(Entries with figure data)
------

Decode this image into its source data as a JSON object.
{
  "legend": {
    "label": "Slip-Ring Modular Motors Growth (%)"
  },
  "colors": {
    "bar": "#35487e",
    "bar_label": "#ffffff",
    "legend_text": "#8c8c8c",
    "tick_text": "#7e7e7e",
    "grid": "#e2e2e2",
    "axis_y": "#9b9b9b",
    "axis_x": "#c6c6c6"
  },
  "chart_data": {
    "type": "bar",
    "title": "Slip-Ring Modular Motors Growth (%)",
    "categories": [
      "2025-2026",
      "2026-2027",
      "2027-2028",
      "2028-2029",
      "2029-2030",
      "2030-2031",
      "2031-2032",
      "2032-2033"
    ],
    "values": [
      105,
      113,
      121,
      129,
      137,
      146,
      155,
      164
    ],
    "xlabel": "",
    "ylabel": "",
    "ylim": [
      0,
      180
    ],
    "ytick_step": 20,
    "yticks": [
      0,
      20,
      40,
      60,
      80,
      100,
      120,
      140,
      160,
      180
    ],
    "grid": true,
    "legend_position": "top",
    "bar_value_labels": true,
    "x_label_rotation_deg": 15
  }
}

------

What you are asked to do:
Extract, word for word, each line of the listing above.

Exercise answer:
Decode this image into its source data as a JSON object.
{
  "legend": {
    "label": "Slip-Ring Modular Motors Growth (%)"
  },
  "colors": {
    "bar": "#35487e",
    "bar_label": "#ffffff",
    "legend_text": "#8c8c8c",
    "tick_text": "#7e7e7e",
    "grid": "#e2e2e2",
    "axis_y": "#9b9b9b",
    "axis_x": "#c6c6c6"
  },
  "chart_data": {
    "type": "bar",
    "title": "Slip-Ring Modular Motors Growth (%)",
    "categories": [
      "2025-2026",
      "2026-2027",
      "2027-2028",
      "2028-2029",
      "2029-2030",
      "2030-2031",
      "2031-2032",
      "2032-2033"
    ],
    "values": [
      105,
      113,
      121,
      129,
      137,
      146,
      155,
      164
    ],
    "xlabel": "",
    "ylabel": "",
    "ylim": [
      0,
      180
    ],
    "ytick_step": 20,
    "yticks": [
      0,
      20,
      40,
      60,
      80,
      100,
      120,
      140,
      160,
      180
    ],
    "grid": true,
    "legend_position": "top",
    "bar_value_labels": true,
    "x_label_rotation_deg": 15
  }
}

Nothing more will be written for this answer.